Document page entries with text

****************

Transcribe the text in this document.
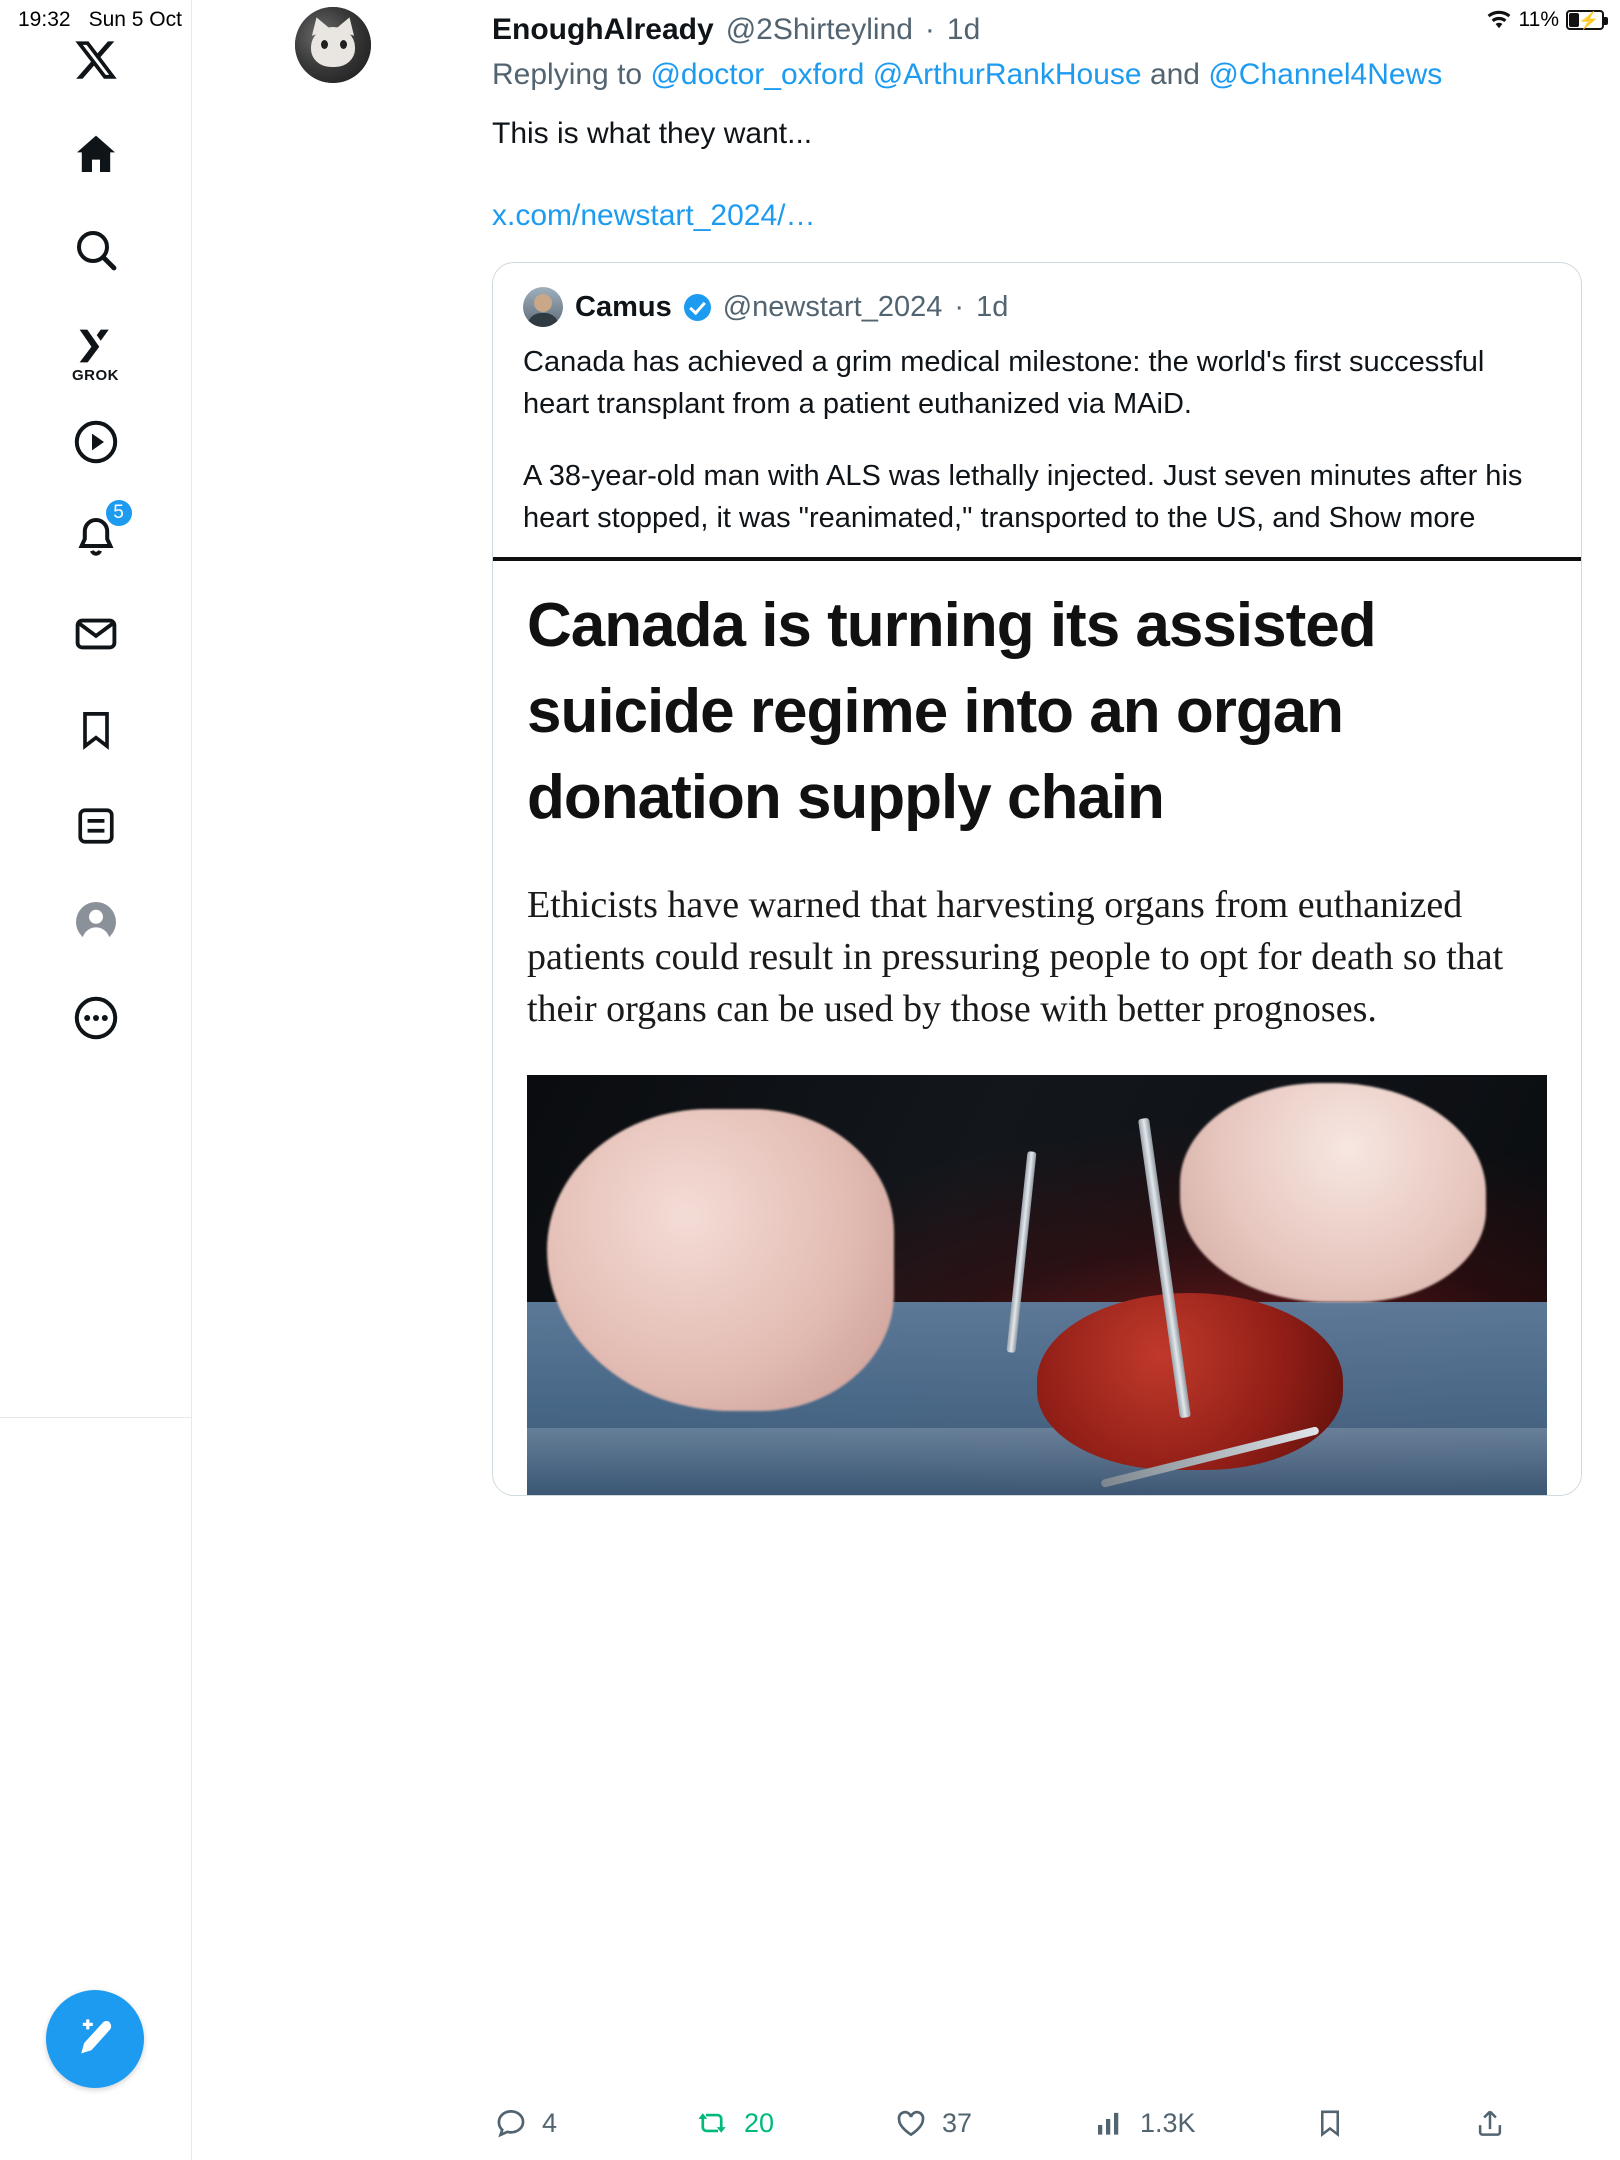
19:32 Sun 5 Oct	11% ⚡
GROK
5
EnoughAlready @2Shirteylind · 1d
Replying to @doctor_oxford @ArthurRankHouse and @Channel4News
This is what they want...
x.com/newstart_2024/…
Camus @newstart_2024 · 1d

Canada has achieved a grim medical milestone: the world's first successful heart transplant from a patient euthanized via MAiD.

A 38-year-old man with ALS was lethally injected. Just seven minutes after his heart stopped, it was "reanimated," transported to the US, and Show more

Canada is turning its assisted suicide regime into an organ donation supply chain
Ethicists have warned that harvesting organs from euthanized patients could result in pressuring people to opt for death so that their organs can be used by those with better prognoses.
4	20	37	1.3K
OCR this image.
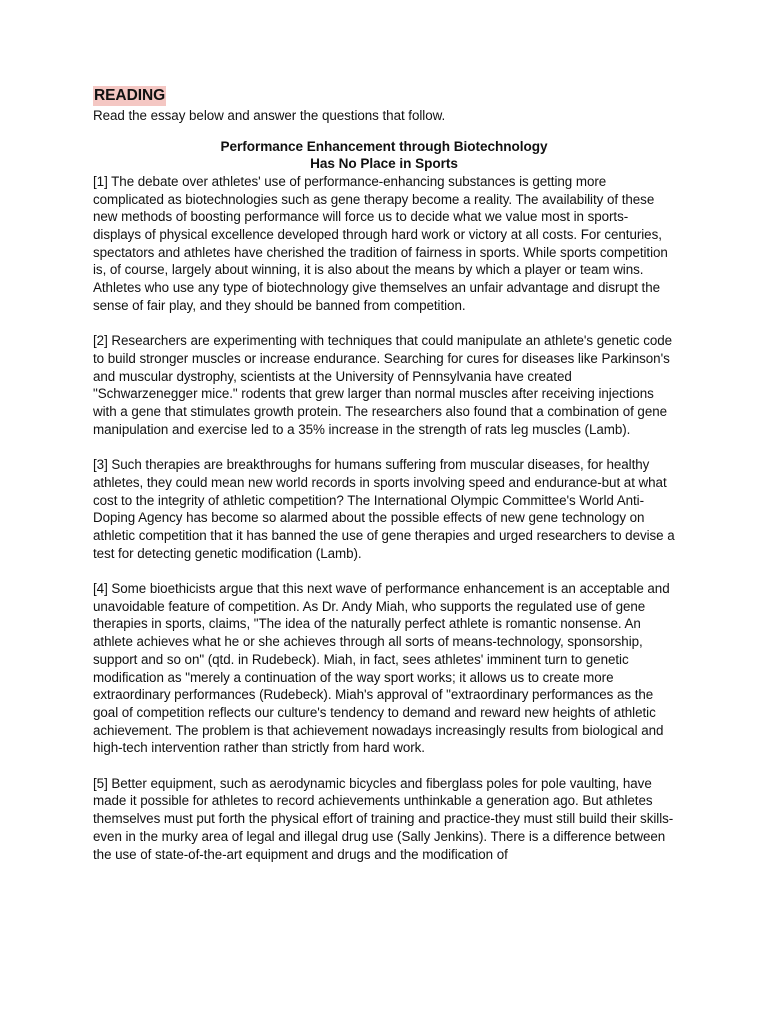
READING

Read the essay below and answer the questions that follow.

Performance Enhancement through Biotechnology

Has No Place in Sports

[1] The debate over athletes' use of performance-enhancing substances is getting more complicated as biotechnologies such as gene therapy become a reality. The availability of these new methods of boosting performance will force us to decide what we value most in sports-displays of physical excellence developed through hard work or victory at all costs. For centuries, spectators and athletes have cherished the tradition of fairness in sports. While sports competition is, of course, largely about winning, it is also about the means by which a player or team wins. Athletes who use any type of biotechnology give themselves an unfair advantage and disrupt the sense of fair play, and they should be banned from competition.

[2] Researchers are experimenting with techniques that could manipulate an athlete's genetic code to build stronger muscles or increase endurance. Searching for cures for diseases like Parkinson's and muscular dystrophy, scientists at the University of Pennsylvania have created "Schwarzenegger mice." rodents that grew larger than normal muscles after receiving injections with a gene that stimulates growth protein. The researchers also found that a combination of gene manipulation and exercise led to a 35% increase in the strength of rats leg muscles (Lamb).

[3] Such therapies are breakthroughs for humans suffering from muscular diseases, for healthy athletes, they could mean new world records in sports involving speed and endurance-but at what cost to the integrity of athletic competition? The International Olympic Committee's World Anti-Doping Agency has become so alarmed about the possible effects of new gene technology on athletic competition that it has banned the use of gene therapies and urged researchers to devise a test for detecting genetic modification (Lamb).

[4] Some bioethicists argue that this next wave of performance enhancement is an acceptable and unavoidable feature of competition. As Dr. Andy Miah, who supports the regulated use of gene therapies in sports, claims, "The idea of the naturally perfect athlete is romantic nonsense. An athlete achieves what he or she achieves through all sorts of means-technology, sponsorship, support and so on" (qtd. in Rudebeck). Miah, in fact, sees athletes' imminent turn to genetic modification as "merely a continuation of the way sport works; it allows us to create more extraordinary performances (Rudebeck). Miah's approval of "extraordinary performances as the goal of competition reflects our culture's tendency to demand and reward new heights of athletic achievement. The problem is that achievement nowadays increasingly results from biological and high-tech intervention rather than strictly from hard work.

[5] Better equipment, such as aerodynamic bicycles and fiberglass poles for pole vaulting, have made it possible for athletes to record achievements unthinkable a generation ago. But athletes themselves must put forth the physical effort of training and practice-they must still build their skills-even in the murky area of legal and illegal drug use (Sally Jenkins). There is a difference between the use of state-of-the-art equipment and drugs and the modification of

****************

* Work instructions *
Once the pictures are removed, output the entries above exactly as given.

* Expected output *
Transcribe the text in this document.
19:32 Sun 5 Oct	11% ⚡
GROK
5
EnoughAlready @2Shirteylind · 1d
Replying to @doctor_oxford @ArthurRankHouse and @Channel4News
This is what they want...
x.com/newstart_2024/…
Camus @newstart_2024 · 1d

Canada has achieved a grim medical milestone: the world's first successful heart transplant from a patient euthanized via MAiD.

A 38-year-old man with ALS was lethally injected. Just seven minutes after his heart stopped, it was "reanimated," transported to the US, and Show more

Canada is turning its assisted suicide regime into an organ donation supply chain
Ethicists have warned that harvesting organs from euthanized patients could result in pressuring people to opt for death so that their organs can be used by those with better prognoses.
4	20	37	1.3K
OCR this image.
READING

Read the essay below and answer the questions that follow.

Performance Enhancement through Biotechnology

Has No Place in Sports

[1] The debate over athletes' use of performance-enhancing substances is getting more complicated as biotechnologies such as gene therapy become a reality. The availability of these new methods of boosting performance will force us to decide what we value most in sports-displays of physical excellence developed through hard work or victory at all costs. For centuries, spectators and athletes have cherished the tradition of fairness in sports. While sports competition is, of course, largely about winning, it is also about the means by which a player or team wins. Athletes who use any type of biotechnology give themselves an unfair advantage and disrupt the sense of fair play, and they should be banned from competition.

[2] Researchers are experimenting with techniques that could manipulate an athlete's genetic code to build stronger muscles or increase endurance. Searching for cures for diseases like Parkinson's and muscular dystrophy, scientists at the University of Pennsylvania have created "Schwarzenegger mice." rodents that grew larger than normal muscles after receiving injections with a gene that stimulates growth protein. The researchers also found that a combination of gene manipulation and exercise led to a 35% increase in the strength of rats leg muscles (Lamb).

[3] Such therapies are breakthroughs for humans suffering from muscular diseases, for healthy athletes, they could mean new world records in sports involving speed and endurance-but at what cost to the integrity of athletic competition? The International Olympic Committee's World Anti-Doping Agency has become so alarmed about the possible effects of new gene technology on athletic competition that it has banned the use of gene therapies and urged researchers to devise a test for detecting genetic modification (Lamb).

[4] Some bioethicists argue that this next wave of performance enhancement is an acceptable and unavoidable feature of competition. As Dr. Andy Miah, who supports the regulated use of gene therapies in sports, claims, "The idea of the naturally perfect athlete is romantic nonsense. An athlete achieves what he or she achieves through all sorts of means-technology, sponsorship, support and so on" (qtd. in Rudebeck). Miah, in fact, sees athletes' imminent turn to genetic modification as "merely a continuation of the way sport works; it allows us to create more extraordinary performances (Rudebeck). Miah's approval of "extraordinary performances as the goal of competition reflects our culture's tendency to demand and reward new heights of athletic achievement. The problem is that achievement nowadays increasingly results from biological and high-tech intervention rather than strictly from hard work.

[5] Better equipment, such as aerodynamic bicycles and fiberglass poles for pole vaulting, have made it possible for athletes to record achievements unthinkable a generation ago. But athletes themselves must put forth the physical effort of training and practice-they must still build their skills-even in the murky area of legal and illegal drug use (Sally Jenkins). There is a difference between the use of state-of-the-art equipment and drugs and the modification of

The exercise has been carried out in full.